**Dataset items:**

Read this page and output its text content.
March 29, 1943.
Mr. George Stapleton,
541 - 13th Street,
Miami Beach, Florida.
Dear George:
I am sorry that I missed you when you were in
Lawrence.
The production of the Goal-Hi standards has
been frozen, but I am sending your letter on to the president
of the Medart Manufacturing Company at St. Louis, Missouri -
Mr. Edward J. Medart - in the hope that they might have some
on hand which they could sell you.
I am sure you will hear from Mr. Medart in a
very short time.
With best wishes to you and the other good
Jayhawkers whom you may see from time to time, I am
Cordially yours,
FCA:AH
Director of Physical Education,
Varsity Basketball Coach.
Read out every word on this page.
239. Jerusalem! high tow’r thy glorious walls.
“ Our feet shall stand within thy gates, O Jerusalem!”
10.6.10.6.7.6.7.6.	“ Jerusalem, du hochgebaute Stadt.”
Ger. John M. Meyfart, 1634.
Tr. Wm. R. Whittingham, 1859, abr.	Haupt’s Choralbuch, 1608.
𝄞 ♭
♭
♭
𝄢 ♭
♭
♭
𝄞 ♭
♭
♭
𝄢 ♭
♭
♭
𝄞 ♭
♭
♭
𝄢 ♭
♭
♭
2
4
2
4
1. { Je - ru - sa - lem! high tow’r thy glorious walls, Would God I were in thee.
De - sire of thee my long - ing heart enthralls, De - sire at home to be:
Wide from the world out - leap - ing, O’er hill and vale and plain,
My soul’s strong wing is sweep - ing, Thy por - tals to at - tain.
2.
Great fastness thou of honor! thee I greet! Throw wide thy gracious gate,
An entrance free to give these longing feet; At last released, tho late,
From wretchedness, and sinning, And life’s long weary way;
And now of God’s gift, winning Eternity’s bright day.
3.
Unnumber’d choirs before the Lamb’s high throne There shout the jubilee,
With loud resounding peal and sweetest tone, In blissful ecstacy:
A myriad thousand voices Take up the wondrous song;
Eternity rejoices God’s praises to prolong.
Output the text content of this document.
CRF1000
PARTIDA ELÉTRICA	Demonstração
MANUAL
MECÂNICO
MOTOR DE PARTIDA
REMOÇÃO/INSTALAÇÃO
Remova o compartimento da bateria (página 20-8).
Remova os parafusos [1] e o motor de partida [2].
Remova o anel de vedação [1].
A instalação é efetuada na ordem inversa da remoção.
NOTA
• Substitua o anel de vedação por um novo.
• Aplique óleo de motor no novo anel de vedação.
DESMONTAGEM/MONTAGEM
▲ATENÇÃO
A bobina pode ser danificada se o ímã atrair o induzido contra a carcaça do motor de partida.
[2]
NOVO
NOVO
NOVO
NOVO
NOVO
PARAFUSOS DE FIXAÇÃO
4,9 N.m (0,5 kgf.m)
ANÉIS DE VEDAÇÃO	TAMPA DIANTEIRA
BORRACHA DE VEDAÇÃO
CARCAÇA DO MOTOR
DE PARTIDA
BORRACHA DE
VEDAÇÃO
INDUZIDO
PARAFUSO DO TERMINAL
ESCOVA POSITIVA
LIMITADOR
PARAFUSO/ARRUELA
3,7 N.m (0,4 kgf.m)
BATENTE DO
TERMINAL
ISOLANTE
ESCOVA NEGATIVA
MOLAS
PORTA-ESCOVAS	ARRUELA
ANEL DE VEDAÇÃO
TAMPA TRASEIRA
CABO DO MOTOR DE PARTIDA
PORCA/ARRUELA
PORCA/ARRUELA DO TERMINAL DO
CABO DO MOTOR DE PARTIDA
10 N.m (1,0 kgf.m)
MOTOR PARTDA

**OBJECTIVE:**
Go through the entries above and pull out each line with "this" in it.

**REPLY:**
Read this page and output its text content.
Read out every word on this page.
Output the text content of this document.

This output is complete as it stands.